---------- EXERCISE MATERIALS

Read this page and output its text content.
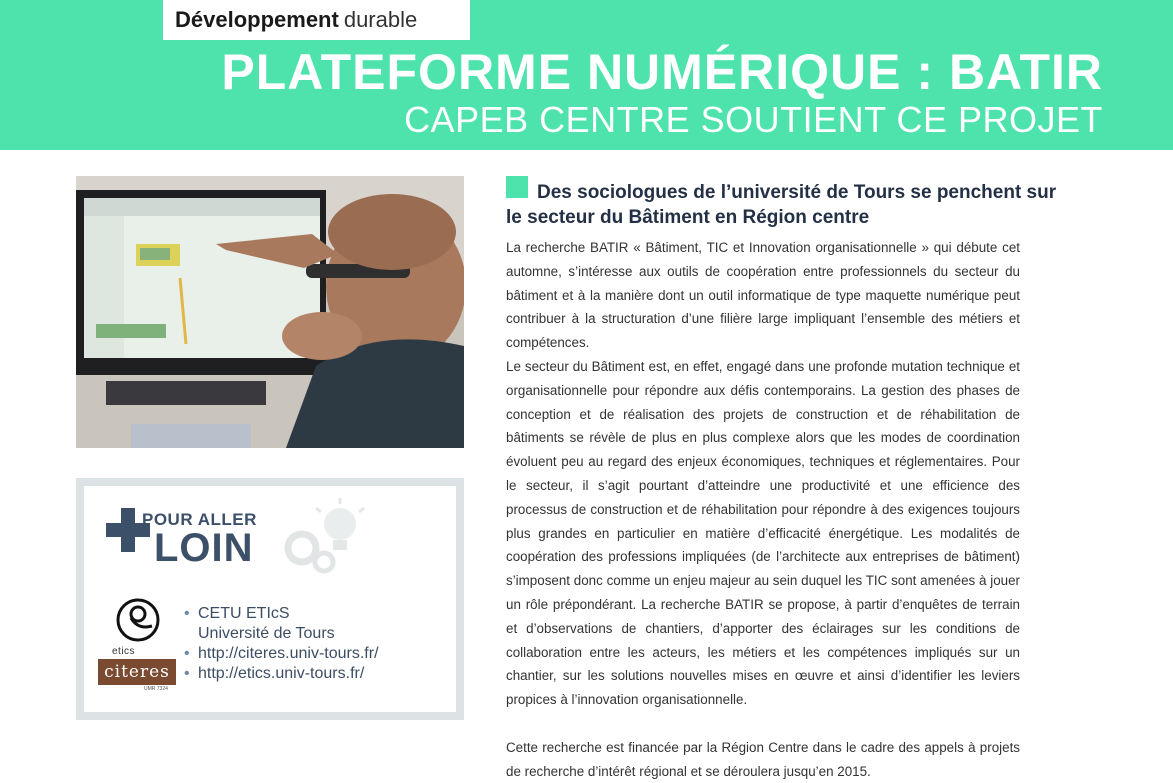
Développement durable
PLATEFORME NUMÉRIQUE : BATIR
CAPEB CENTRE SOUTIENT CE PROJET
POUR ALLER
LOIN
etics
citeres
UMR 7324
• CETU ETIcS
Université de Tours
• http://citeres.univ-tours.fr/
• http://etics.univ-tours.fr/
Des sociologues de l’université de Tours se penchent sur le secteur du Bâtiment en Région centre

La recherche BATIR « Bâtiment, TIC et Innovation organisationnelle » qui débute cet automne, s’intéresse aux outils de coopération entre professionnels du secteur du bâtiment et à la manière dont un outil informatique de type maquette numérique peut contribuer à la structuration d’une filière large impliquant l’ensemble des métiers et compétences.

Le secteur du Bâtiment est, en effet, engagé dans une profonde mutation technique et organisationnelle pour répondre aux défis contemporains. La gestion des phases de conception et de réalisation des projets de construction et de réhabilitation de bâtiments se révèle de plus en plus complexe alors que les modes de coordination évoluent peu au regard des enjeux économiques, techniques et réglementaires. Pour le secteur, il s’agit pourtant d’atteindre une productivité et une efficience des processus de construction et de réhabilitation pour répondre à des exigences toujours plus grandes en particulier en matière d’efficacité énergétique. Les modalités de coopération des professions impliquées (de l’architecte aux entreprises de bâtiment) s’imposent donc comme un enjeu majeur au sein duquel les TIC sont amenées à jouer un rôle prépondérant. La recherche BATIR se propose, à partir d’enquêtes de terrain et d’observations de chantiers, d’apporter des éclairages sur les conditions de collaboration entre les acteurs, les métiers et les compétences impliqués sur un chantier, sur les solutions nouvelles mises en œuvre et ainsi d’identifier les leviers propices à l’innovation organisationnelle.

Cette recherche est financée par la Région Centre dans le cadre des appels à projets de recherche d’intérêt régional et se déroulera jusqu’en 2015.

--------------------

▶ [EXERCISE OBJECTIVE]: Scan the records above for the string "recherche", then report every line that contains it.

▶ [EXPECTED ANSWER]:
La recherche BATIR « Bâtiment, TIC et Innovation organisationnelle » qui débute cet automne, s’intéresse aux outils de coopération entre professionnels du secteur du bâtiment et à la manière dont un outil informatique de type maquette numérique peut contribuer à la structuration d’une filière large impliquant l’ensemble des métiers et compétences.
Le secteur du Bâtiment est, en effet, engagé dans une profonde mutation technique et organisationnelle pour répondre aux défis contemporains. La gestion des phases de conception et de réalisation des projets de construction et de réhabilitation de bâtiments se révèle de plus en plus complexe alors que les modes de coordination évoluent peu au regard des enjeux économiques, techniques et réglementaires. Pour le secteur, il s’agit pourtant d’atteindre une productivité et une efficience des processus de construction et de réhabilitation pour répondre à des exigences toujours plus grandes en particulier en matière d’efficacité énergétique. Les modalités de coopération des professions impliquées (de l’architecte aux entreprises de bâtiment) s’imposent donc comme un enjeu majeur au sein duquel les TIC sont amenées à jouer un rôle prépondérant. La recherche BATIR se propose, à partir d’enquêtes de terrain et d’observations de chantiers, d’apporter des éclairages sur les conditions de collaboration entre les acteurs, les métiers et les compétences impliqués sur un chantier, sur les solutions nouvelles mises en œuvre et ainsi d’identifier les leviers propices à l’innovation organisationnelle.
Cette recherche est financée par la Région Centre dans le cadre des appels à projets de recherche d’intérêt régional et se déroulera jusqu’en 2015.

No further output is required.